Short exercise. Filter for the word "Stream" and keep each matching line.

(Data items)
------------------------------
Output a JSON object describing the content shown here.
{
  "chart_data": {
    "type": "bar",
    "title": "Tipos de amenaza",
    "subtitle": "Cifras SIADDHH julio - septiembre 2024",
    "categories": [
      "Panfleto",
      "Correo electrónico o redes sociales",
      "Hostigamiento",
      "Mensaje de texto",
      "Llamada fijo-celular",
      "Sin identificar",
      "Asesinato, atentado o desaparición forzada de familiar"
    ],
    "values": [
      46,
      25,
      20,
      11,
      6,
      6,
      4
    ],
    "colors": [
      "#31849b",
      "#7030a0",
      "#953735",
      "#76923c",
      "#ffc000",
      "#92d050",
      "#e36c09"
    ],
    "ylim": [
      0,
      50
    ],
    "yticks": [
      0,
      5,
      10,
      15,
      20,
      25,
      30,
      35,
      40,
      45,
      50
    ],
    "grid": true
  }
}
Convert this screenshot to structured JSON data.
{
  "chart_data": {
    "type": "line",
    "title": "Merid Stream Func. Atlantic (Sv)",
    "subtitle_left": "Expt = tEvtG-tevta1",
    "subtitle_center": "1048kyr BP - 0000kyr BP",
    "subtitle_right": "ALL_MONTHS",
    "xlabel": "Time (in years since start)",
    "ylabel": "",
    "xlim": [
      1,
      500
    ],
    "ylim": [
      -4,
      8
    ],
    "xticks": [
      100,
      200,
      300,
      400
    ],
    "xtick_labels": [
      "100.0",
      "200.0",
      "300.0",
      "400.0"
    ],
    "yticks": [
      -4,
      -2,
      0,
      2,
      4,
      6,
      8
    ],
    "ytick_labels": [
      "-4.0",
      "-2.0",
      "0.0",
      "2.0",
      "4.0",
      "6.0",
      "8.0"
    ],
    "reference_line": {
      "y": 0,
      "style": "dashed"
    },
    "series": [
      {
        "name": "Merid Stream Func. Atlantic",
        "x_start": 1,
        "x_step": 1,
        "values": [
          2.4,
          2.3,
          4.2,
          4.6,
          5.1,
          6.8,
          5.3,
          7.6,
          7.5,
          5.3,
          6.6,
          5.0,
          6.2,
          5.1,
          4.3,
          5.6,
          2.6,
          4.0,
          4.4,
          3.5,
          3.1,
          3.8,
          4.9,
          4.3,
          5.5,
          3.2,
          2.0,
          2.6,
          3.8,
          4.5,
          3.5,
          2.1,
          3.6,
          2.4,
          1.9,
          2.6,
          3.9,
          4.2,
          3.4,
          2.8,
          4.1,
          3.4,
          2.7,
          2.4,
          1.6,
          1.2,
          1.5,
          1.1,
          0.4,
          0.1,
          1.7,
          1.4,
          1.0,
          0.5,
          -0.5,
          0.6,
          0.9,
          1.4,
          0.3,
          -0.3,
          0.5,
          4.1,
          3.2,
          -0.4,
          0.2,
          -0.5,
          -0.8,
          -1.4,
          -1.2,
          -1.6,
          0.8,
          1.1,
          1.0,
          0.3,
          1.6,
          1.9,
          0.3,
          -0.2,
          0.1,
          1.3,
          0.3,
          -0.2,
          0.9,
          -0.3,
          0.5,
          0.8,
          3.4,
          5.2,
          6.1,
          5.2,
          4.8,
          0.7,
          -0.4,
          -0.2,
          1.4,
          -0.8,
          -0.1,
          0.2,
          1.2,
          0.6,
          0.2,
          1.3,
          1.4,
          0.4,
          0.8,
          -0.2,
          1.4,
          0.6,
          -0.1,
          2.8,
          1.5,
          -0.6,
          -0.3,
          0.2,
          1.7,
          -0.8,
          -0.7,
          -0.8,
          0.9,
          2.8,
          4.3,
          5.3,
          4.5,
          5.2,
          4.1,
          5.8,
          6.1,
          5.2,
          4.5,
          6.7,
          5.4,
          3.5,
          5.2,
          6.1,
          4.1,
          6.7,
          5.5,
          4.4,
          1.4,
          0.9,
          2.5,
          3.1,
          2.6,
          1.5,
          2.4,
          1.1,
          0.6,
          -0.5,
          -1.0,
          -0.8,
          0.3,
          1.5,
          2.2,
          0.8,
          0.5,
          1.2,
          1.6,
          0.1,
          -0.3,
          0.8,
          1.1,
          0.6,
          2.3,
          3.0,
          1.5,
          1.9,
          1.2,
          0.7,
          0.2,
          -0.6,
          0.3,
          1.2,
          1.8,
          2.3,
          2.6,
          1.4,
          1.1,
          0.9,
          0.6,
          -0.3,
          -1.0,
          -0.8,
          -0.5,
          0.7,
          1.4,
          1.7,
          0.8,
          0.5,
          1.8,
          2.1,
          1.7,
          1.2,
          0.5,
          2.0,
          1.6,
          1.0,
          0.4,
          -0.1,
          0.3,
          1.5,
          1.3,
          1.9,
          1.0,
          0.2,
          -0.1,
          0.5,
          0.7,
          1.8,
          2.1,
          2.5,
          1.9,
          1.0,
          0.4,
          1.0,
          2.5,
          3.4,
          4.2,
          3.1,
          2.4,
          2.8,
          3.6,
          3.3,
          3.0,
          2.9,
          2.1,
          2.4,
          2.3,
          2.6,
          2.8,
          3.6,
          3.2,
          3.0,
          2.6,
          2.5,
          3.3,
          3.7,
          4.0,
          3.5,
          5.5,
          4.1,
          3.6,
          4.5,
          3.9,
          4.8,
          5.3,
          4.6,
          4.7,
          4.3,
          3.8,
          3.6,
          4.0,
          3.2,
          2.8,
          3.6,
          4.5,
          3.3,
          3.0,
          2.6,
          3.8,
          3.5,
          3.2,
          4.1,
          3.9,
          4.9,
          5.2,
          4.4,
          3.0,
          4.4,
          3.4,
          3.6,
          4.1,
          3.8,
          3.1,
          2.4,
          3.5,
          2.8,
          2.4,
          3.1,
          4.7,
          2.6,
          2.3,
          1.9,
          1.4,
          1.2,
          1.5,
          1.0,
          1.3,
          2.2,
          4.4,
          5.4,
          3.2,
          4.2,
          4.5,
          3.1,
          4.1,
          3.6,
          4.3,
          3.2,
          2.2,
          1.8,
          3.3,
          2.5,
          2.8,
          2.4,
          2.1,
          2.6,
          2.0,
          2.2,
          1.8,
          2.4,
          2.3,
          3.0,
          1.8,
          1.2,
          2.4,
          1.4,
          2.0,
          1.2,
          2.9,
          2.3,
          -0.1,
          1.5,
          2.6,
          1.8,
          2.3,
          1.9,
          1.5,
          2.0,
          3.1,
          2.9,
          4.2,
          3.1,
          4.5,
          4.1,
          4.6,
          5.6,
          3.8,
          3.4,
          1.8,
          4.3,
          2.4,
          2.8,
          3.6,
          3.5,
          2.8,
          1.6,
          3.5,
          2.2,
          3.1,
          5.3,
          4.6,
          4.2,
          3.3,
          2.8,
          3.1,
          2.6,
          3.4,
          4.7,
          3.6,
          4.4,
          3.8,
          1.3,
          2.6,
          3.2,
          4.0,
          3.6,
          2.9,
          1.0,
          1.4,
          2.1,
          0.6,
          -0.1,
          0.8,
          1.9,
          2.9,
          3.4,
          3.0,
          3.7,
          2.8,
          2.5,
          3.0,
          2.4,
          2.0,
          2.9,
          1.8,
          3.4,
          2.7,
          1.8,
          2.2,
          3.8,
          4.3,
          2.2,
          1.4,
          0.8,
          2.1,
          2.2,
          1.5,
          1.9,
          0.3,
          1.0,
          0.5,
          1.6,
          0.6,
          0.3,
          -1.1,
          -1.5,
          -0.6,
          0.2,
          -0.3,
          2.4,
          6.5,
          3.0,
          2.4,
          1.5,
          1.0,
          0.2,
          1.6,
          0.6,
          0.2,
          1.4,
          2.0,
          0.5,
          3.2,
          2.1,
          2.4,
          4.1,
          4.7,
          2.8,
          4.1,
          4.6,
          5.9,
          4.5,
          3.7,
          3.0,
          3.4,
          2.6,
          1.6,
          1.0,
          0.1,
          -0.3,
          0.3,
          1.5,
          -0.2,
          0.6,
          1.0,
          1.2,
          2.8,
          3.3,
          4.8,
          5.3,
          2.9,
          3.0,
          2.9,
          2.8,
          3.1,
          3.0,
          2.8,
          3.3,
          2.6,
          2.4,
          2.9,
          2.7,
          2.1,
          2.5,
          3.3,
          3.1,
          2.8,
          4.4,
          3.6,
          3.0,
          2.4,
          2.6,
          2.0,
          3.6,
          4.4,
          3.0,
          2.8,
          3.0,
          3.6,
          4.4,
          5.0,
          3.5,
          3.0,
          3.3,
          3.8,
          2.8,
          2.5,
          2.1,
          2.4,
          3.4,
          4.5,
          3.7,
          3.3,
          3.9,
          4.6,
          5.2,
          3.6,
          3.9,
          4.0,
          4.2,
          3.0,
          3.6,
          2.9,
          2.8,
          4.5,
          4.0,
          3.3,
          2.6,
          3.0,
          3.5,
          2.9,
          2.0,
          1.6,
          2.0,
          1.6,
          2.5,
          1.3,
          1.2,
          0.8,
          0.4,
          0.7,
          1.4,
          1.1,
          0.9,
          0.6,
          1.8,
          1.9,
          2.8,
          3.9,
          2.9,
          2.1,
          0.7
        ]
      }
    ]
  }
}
------------------------------
Output below.
    "title": "Merid Stream Func. Atlantic (Sv)",
        "name": "Merid Stream Func. Atlantic",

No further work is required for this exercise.